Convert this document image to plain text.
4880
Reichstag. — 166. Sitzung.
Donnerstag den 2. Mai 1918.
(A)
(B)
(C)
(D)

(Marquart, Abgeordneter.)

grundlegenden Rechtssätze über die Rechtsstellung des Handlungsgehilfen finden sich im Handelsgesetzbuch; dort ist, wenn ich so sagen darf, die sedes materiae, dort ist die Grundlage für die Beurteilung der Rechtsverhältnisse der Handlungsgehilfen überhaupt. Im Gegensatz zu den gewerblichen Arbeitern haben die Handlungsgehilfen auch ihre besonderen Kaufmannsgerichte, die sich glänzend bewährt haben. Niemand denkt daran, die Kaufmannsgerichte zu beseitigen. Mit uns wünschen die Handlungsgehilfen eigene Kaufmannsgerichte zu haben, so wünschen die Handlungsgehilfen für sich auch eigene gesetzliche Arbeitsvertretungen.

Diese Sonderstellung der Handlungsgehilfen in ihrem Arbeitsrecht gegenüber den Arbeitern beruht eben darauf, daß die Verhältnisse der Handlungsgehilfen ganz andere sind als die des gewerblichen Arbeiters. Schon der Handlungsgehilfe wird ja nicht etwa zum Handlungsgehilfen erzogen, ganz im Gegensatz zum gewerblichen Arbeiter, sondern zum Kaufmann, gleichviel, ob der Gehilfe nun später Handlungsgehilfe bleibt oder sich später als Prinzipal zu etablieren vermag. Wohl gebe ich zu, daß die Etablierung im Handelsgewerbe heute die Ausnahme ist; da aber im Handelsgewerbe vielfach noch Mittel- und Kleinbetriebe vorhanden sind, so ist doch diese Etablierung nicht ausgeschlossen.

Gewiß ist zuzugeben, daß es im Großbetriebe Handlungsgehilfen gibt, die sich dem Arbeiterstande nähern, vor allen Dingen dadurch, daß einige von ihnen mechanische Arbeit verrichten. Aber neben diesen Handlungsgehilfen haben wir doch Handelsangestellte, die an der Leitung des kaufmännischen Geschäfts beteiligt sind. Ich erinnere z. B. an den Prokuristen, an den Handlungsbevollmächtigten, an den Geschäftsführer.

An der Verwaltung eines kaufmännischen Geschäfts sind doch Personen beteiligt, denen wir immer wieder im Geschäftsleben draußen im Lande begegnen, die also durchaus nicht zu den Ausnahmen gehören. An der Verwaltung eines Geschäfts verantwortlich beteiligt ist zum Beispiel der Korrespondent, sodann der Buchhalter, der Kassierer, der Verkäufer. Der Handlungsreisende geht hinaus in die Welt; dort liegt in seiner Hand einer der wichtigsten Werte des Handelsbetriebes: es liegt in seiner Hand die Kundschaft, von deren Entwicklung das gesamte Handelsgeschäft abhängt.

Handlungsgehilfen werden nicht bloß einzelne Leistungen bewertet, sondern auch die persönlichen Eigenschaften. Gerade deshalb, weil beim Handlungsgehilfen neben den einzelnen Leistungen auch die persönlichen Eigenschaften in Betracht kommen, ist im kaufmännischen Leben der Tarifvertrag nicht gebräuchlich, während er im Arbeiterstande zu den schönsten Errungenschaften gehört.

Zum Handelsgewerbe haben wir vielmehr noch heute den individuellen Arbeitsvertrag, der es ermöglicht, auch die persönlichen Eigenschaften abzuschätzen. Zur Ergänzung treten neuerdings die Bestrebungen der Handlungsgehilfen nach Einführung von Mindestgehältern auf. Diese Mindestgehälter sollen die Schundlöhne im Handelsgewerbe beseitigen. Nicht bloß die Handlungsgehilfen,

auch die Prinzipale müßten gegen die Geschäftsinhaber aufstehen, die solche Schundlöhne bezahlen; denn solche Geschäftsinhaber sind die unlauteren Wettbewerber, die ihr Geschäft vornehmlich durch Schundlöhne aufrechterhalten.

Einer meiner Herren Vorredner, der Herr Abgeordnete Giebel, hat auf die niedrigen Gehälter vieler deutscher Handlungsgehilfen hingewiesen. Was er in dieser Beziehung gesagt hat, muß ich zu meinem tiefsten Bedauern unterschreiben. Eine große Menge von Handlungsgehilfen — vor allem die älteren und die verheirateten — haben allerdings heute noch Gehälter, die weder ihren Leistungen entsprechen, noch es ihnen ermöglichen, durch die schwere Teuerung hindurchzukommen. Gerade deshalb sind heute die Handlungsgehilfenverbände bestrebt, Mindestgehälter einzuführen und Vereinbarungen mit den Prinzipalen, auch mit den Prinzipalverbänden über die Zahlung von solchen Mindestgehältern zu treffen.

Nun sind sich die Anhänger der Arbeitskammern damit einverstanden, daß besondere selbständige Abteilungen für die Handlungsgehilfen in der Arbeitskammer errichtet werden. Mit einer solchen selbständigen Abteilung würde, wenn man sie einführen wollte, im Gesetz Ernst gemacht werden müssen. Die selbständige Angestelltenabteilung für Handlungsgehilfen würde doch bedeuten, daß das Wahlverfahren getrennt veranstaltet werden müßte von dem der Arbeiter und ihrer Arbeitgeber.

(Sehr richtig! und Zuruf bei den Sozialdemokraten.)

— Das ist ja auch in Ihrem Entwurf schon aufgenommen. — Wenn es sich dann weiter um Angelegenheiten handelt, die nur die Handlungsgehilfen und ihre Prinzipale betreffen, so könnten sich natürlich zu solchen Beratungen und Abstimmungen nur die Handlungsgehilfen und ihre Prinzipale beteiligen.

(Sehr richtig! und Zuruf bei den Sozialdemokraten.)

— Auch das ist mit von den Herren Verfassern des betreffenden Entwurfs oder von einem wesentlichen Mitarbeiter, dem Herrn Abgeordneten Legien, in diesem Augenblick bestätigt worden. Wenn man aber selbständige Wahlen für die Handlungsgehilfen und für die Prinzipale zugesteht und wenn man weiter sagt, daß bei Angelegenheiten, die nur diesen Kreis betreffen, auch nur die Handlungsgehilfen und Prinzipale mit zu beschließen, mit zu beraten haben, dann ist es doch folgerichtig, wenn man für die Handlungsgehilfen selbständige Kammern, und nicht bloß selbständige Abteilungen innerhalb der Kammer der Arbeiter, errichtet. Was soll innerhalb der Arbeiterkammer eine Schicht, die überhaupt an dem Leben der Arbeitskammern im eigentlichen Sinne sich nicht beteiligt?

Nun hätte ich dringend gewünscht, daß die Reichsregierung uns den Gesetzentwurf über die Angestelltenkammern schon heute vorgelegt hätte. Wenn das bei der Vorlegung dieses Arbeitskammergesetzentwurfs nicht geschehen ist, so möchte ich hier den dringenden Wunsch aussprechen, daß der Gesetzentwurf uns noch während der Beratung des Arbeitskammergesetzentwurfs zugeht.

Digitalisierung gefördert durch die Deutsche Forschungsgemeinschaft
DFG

• • • • •

▸ **Directions for this task**: Across the entries above, tally every line that includes the string "deshalb", then state only the count.

▸ **Written reply**: 2